* BEGIN DATA EXCERPTS *

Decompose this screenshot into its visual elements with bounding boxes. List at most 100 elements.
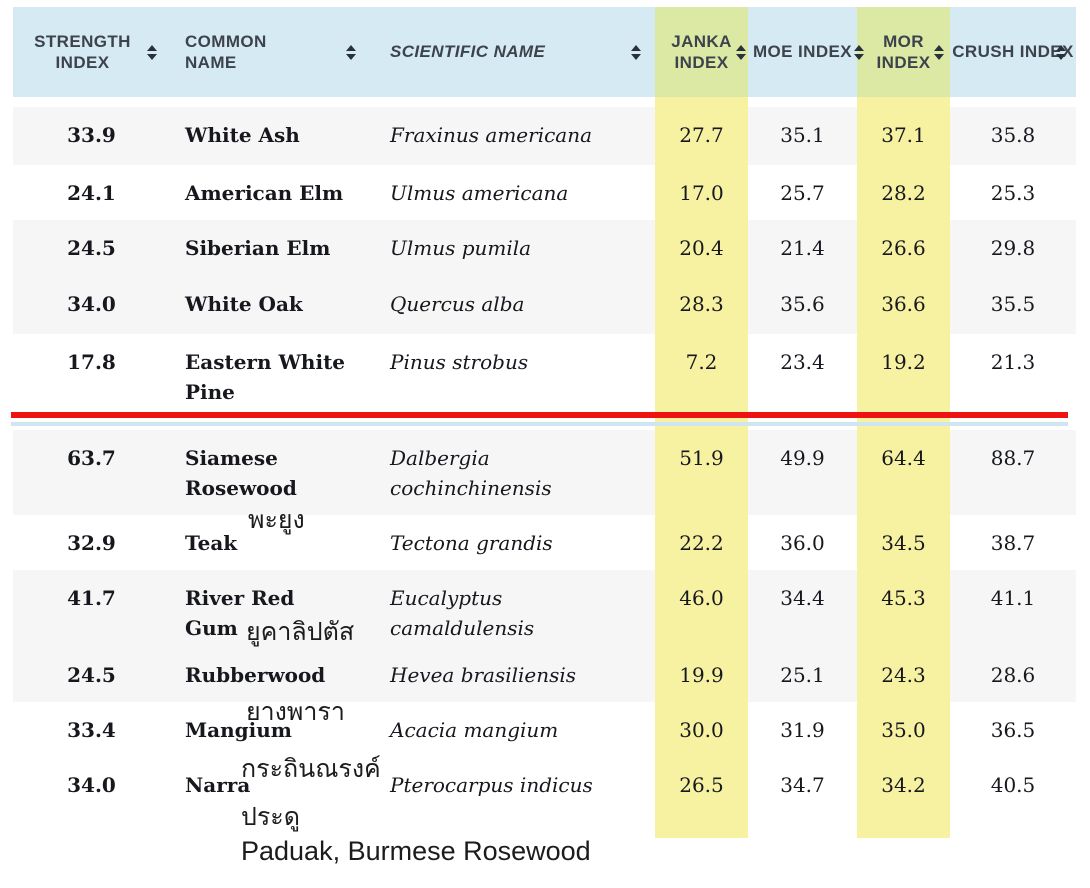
cell-moe-index: 25.1 <box>748 647 857 702</box>
cell-scientific-name: Acacia mangium <box>390 718 559 742</box>
cell-crush-index: 38.7 <box>990 531 1036 555</box>
cell-mor-index: 37.1 <box>857 107 950 165</box>
cell-mor-index: 34.5 <box>857 515 950 570</box>
cell-scientific-name: Tectona grandis <box>390 531 553 555</box>
cell-moe-index: 34.7 <box>780 773 825 797</box>
table-row: 33.4 Mangium Acacia mangium 30.0 31.9 35… <box>13 702 1076 757</box>
sort-arrows-icon[interactable] <box>631 44 641 60</box>
column-header-label: MOR INDEX <box>876 31 931 72</box>
cell-crush-index: 35.5 <box>950 276 1076 334</box>
table-row: 41.7 River Red Gum Eucalyptus camaldulen… <box>13 570 1076 647</box>
table-row: 17.8 Eastern White Pine Pinus strobus 7.… <box>13 334 1076 412</box>
sort-arrows-icon[interactable] <box>146 44 157 60</box>
cell-mor-index: 45.3 <box>857 570 950 647</box>
cell-moe-index: 21.4 <box>748 220 857 276</box>
cell-mor-index: 64.4 <box>857 430 950 515</box>
column-header-label: MOE INDEX <box>752 42 852 62</box>
cell-strength-index: 24.5 <box>13 220 170 276</box>
cell-scientific-name: Ulmus americana <box>390 181 569 205</box>
cell-scientific-name: Quercus alba <box>370 276 655 334</box>
blue-divider-line <box>11 422 1068 426</box>
thai-annotation-krathin: กระถินณรงค์ <box>241 755 381 783</box>
table-row: 24.5 Siberian Elm Ulmus pumila 20.4 21.4… <box>13 220 1076 276</box>
table-row: 24.1 American Elm Ulmus americana 17.0 2… <box>13 165 1076 220</box>
table-row: 32.9 Teak Tectona grandis 22.2 36.0 34.5… <box>13 515 1076 570</box>
cell-strength-index: 32.9 <box>67 531 116 555</box>
cell-moe-index: 31.9 <box>780 718 825 742</box>
cell-janka-index: 20.4 <box>655 220 748 276</box>
cell-scientific-name: Pterocarpus indicus <box>390 773 593 797</box>
column-header-moe-index[interactable]: MOE INDEX <box>748 7 864 97</box>
cell-strength-index: 17.8 <box>67 350 116 374</box>
cell-crush-index: 29.8 <box>950 220 1076 276</box>
table-row: 63.7 Siamese Rosewood Dalbergia cochinch… <box>13 430 1076 515</box>
column-header-strength-index[interactable]: STRENGTH INDEX <box>13 7 170 97</box>
cell-janka-index: 51.9 <box>655 430 748 515</box>
cell-moe-index: 25.7 <box>780 181 825 205</box>
cell-scientific-name: Pinus strobus <box>390 350 529 374</box>
cell-common-name: Eastern White Pine <box>185 350 346 404</box>
cell-crush-index: 36.5 <box>990 718 1036 742</box>
sort-arrows-icon[interactable] <box>854 44 864 60</box>
cell-janka-index: 17.0 <box>655 165 748 220</box>
cell-common-name: Siamese Rosewood <box>170 430 370 515</box>
column-header-label: JANKA INDEX <box>671 31 732 72</box>
wood-strength-table: STRENGTH INDEX COMMON NAME SCIENTIFIC NA… <box>13 7 1076 838</box>
cell-common-name: Rubberwood <box>170 647 370 702</box>
sort-arrows-icon[interactable] <box>736 44 746 60</box>
cell-moe-index: 23.4 <box>780 350 825 374</box>
cell-moe-index: 49.9 <box>748 430 857 515</box>
header-gap <box>13 97 1076 107</box>
cell-mor-index: 35.0 <box>857 702 950 757</box>
cell-strength-index: 24.5 <box>13 647 170 702</box>
column-header-common-name[interactable]: COMMON NAME <box>170 7 370 97</box>
cell-scientific-name: Fraxinus americana <box>370 107 655 165</box>
cell-crush-index: 41.1 <box>950 570 1076 647</box>
column-header-mor-index[interactable]: MOR INDEX <box>857 7 950 97</box>
cell-common-name: American Elm <box>185 181 344 205</box>
cell-scientific-name: Dalbergia cochinchinensis <box>370 430 655 515</box>
cell-common-name: River Red Gum <box>170 570 370 647</box>
column-header-label: COMMON NAME <box>185 31 267 72</box>
cell-scientific-name: Ulmus pumila <box>370 220 655 276</box>
table-row: 24.5 Rubberwood Hevea brasiliensis 19.9 … <box>13 647 1076 702</box>
cell-strength-index: 33.9 <box>13 107 170 165</box>
cell-strength-index: 41.7 <box>13 570 170 647</box>
cell-janka-index: 46.0 <box>655 570 748 647</box>
column-header-crush-index[interactable]: CRUSH INDEX <box>950 7 1076 97</box>
cell-moe-index: 35.6 <box>748 276 857 334</box>
cell-janka-index: 7.2 <box>655 334 748 412</box>
cell-janka-index: 27.7 <box>655 107 748 165</box>
cell-common-name: Teak <box>185 531 238 555</box>
cell-mor-index: 36.6 <box>857 276 950 334</box>
cell-mor-index: 19.2 <box>857 334 950 412</box>
sort-arrows-icon[interactable] <box>934 44 944 60</box>
cell-moe-index: 36.0 <box>780 531 825 555</box>
table-row: 34.0 White Oak Quercus alba 28.3 35.6 36… <box>13 276 1076 334</box>
cell-crush-index: 21.3 <box>990 350 1036 374</box>
cell-strength-index: 63.7 <box>13 430 170 515</box>
thai-annotation-yangpara: ยางพารา <box>246 698 345 726</box>
cell-strength-index: 33.4 <box>67 718 116 742</box>
column-header-label: CRUSH INDEX <box>952 42 1074 62</box>
table-row: 33.9 White Ash Fraxinus americana 27.7 3… <box>13 107 1076 165</box>
column-header-scientific-name[interactable]: SCIENTIFIC NAME <box>370 7 655 97</box>
cell-crush-index: 35.8 <box>950 107 1076 165</box>
cell-common-name: White Ash <box>170 107 370 165</box>
cell-janka-index: 26.5 <box>655 757 748 812</box>
table-row: 34.0 Narra Pterocarpus indicus 26.5 34.7… <box>13 757 1076 812</box>
cell-common-name: White Oak <box>170 276 370 334</box>
cell-strength-index: 34.0 <box>13 276 170 334</box>
cell-common-name: Siberian Elm <box>170 220 370 276</box>
column-header-janka-index[interactable]: JANKA INDEX <box>655 7 748 97</box>
cell-crush-index: 88.7 <box>950 430 1076 515</box>
cell-mor-index: 28.2 <box>857 165 950 220</box>
sort-arrows-icon[interactable] <box>346 44 356 60</box>
bottom-note: Paduak, Burmese Rosewood <box>241 836 591 866</box>
sort-arrows-icon[interactable] <box>1056 44 1066 60</box>
cell-crush-index: 40.5 <box>990 773 1036 797</box>
cell-strength-index: 24.1 <box>67 181 116 205</box>
cell-moe-index: 35.1 <box>748 107 857 165</box>
column-header-label: SCIENTIFIC NAME <box>390 42 546 62</box>
cell-crush-index: 25.3 <box>990 181 1036 205</box>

* END DATA EXCERPTS *

→ **EXERCISE DIRECTIONS**: Reproduce every line of the records above word for word, leaving out the pictures.

→ **TASK OUTPUT**:
Decompose this screenshot into its visual elements with bounding boxes. List at most 100 elements.
cell-moe-index: 25.1 <box>748 647 857 702</box>
cell-scientific-name: Acacia mangium <box>390 718 559 742</box>
cell-crush-index: 38.7 <box>990 531 1036 555</box>
cell-mor-index: 37.1 <box>857 107 950 165</box>
cell-mor-index: 34.5 <box>857 515 950 570</box>
cell-scientific-name: Tectona grandis <box>390 531 553 555</box>
cell-moe-index: 34.7 <box>780 773 825 797</box>
table-row: 33.4 Mangium Acacia mangium 30.0 31.9 35… <box>13 702 1076 757</box>
sort-arrows-icon[interactable] <box>631 44 641 60</box>
column-header-label: MOR INDEX <box>876 31 931 72</box>
cell-crush-index: 35.5 <box>950 276 1076 334</box>
table-row: 41.7 River Red Gum Eucalyptus camaldulen… <box>13 570 1076 647</box>
table-row: 17.8 Eastern White Pine Pinus strobus 7.… <box>13 334 1076 412</box>
sort-arrows-icon[interactable] <box>146 44 157 60</box>
cell-mor-index: 45.3 <box>857 570 950 647</box>
cell-moe-index: 21.4 <box>748 220 857 276</box>
cell-mor-index: 64.4 <box>857 430 950 515</box>
column-header-label: MOE INDEX <box>752 42 852 62</box>
cell-strength-index: 24.5 <box>13 220 170 276</box>
cell-scientific-name: Ulmus americana <box>390 181 569 205</box>
cell-scientific-name: Quercus alba <box>370 276 655 334</box>
blue-divider-line <box>11 422 1068 426</box>
thai-annotation-krathin: กระถินณรงค์ <box>241 755 381 783</box>
table-row: 24.5 Siberian Elm Ulmus pumila 20.4 21.4… <box>13 220 1076 276</box>
table-row: 24.1 American Elm Ulmus americana 17.0 2… <box>13 165 1076 220</box>
table-row: 32.9 Teak Tectona grandis 22.2 36.0 34.5… <box>13 515 1076 570</box>
cell-strength-index: 32.9 <box>67 531 116 555</box>
cell-moe-index: 31.9 <box>780 718 825 742</box>
cell-janka-index: 20.4 <box>655 220 748 276</box>
cell-scientific-name: Pterocarpus indicus <box>390 773 593 797</box>
column-header-moe-index[interactable]: MOE INDEX <box>748 7 864 97</box>
cell-strength-index: 17.8 <box>67 350 116 374</box>
cell-crush-index: 29.8 <box>950 220 1076 276</box>
table-row: 63.7 Siamese Rosewood Dalbergia cochinch… <box>13 430 1076 515</box>
column-header-strength-index[interactable]: STRENGTH INDEX <box>13 7 170 97</box>
cell-janka-index: 51.9 <box>655 430 748 515</box>
cell-moe-index: 25.7 <box>780 181 825 205</box>
cell-scientific-name: Pinus strobus <box>390 350 529 374</box>
cell-common-name: Eastern White Pine <box>185 350 346 404</box>
cell-crush-index: 36.5 <box>990 718 1036 742</box>
sort-arrows-icon[interactable] <box>854 44 864 60</box>
cell-janka-index: 17.0 <box>655 165 748 220</box>
cell-common-name: Siamese Rosewood <box>170 430 370 515</box>
column-header-label: JANKA INDEX <box>671 31 732 72</box>
wood-strength-table: STRENGTH INDEX COMMON NAME SCIENTIFIC NA… <box>13 7 1076 838</box>
cell-common-name: Rubberwood <box>170 647 370 702</box>
sort-arrows-icon[interactable] <box>736 44 746 60</box>
cell-moe-index: 23.4 <box>780 350 825 374</box>
cell-moe-index: 49.9 <box>748 430 857 515</box>
header-gap <box>13 97 1076 107</box>
cell-mor-index: 35.0 <box>857 702 950 757</box>
cell-strength-index: 24.5 <box>13 647 170 702</box>
column-header-common-name[interactable]: COMMON NAME <box>170 7 370 97</box>
cell-scientific-name: Fraxinus americana <box>370 107 655 165</box>
cell-crush-index: 41.1 <box>950 570 1076 647</box>
column-header-mor-index[interactable]: MOR INDEX <box>857 7 950 97</box>
cell-common-name: American Elm <box>185 181 344 205</box>
cell-scientific-name: Dalbergia cochinchinensis <box>370 430 655 515</box>
cell-common-name: River Red Gum <box>170 570 370 647</box>
column-header-label: COMMON NAME <box>185 31 267 72</box>
cell-scientific-name: Ulmus pumila <box>370 220 655 276</box>
table-row: 24.5 Rubberwood Hevea brasiliensis 19.9 … <box>13 647 1076 702</box>
cell-strength-index: 33.9 <box>13 107 170 165</box>
cell-strength-index: 41.7 <box>13 570 170 647</box>
cell-janka-index: 46.0 <box>655 570 748 647</box>
column-header-crush-index[interactable]: CRUSH INDEX <box>950 7 1076 97</box>
cell-moe-index: 35.6 <box>748 276 857 334</box>
cell-janka-index: 7.2 <box>655 334 748 412</box>
cell-janka-index: 27.7 <box>655 107 748 165</box>
cell-common-name: Teak <box>185 531 238 555</box>
cell-mor-index: 36.6 <box>857 276 950 334</box>
cell-mor-index: 19.2 <box>857 334 950 412</box>
sort-arrows-icon[interactable] <box>934 44 944 60</box>
cell-moe-index: 36.0 <box>780 531 825 555</box>
table-row: 34.0 White Oak Quercus alba 28.3 35.6 36… <box>13 276 1076 334</box>
cell-crush-index: 21.3 <box>990 350 1036 374</box>
cell-strength-index: 63.7 <box>13 430 170 515</box>
thai-annotation-yangpara: ยางพารา <box>246 698 345 726</box>
cell-strength-index: 33.4 <box>67 718 116 742</box>
column-header-label: CRUSH INDEX <box>952 42 1074 62</box>
table-row: 33.9 White Ash Fraxinus americana 27.7 3… <box>13 107 1076 165</box>
column-header-scientific-name[interactable]: SCIENTIFIC NAME <box>370 7 655 97</box>
cell-crush-index: 35.8 <box>950 107 1076 165</box>
cell-common-name: White Ash <box>170 107 370 165</box>
cell-janka-index: 26.5 <box>655 757 748 812</box>
table-row: 34.0 Narra Pterocarpus indicus 26.5 34.7… <box>13 757 1076 812</box>
cell-common-name: White Oak <box>170 276 370 334</box>
cell-strength-index: 34.0 <box>13 276 170 334</box>
cell-common-name: Siberian Elm <box>170 220 370 276</box>
column-header-janka-index[interactable]: JANKA INDEX <box>655 7 748 97</box>
cell-crush-index: 88.7 <box>950 430 1076 515</box>
cell-mor-index: 28.2 <box>857 165 950 220</box>
sort-arrows-icon[interactable] <box>346 44 356 60</box>
bottom-note: Paduak, Burmese Rosewood <box>241 836 591 866</box>
sort-arrows-icon[interactable] <box>1056 44 1066 60</box>
cell-crush-index: 40.5 <box>990 773 1036 797</box>
cell-strength-index: 24.1 <box>67 181 116 205</box>
cell-moe-index: 35.1 <box>748 107 857 165</box>
column-header-label: SCIENTIFIC NAME <box>390 42 546 62</box>
cell-crush-index: 25.3 <box>990 181 1036 205</box>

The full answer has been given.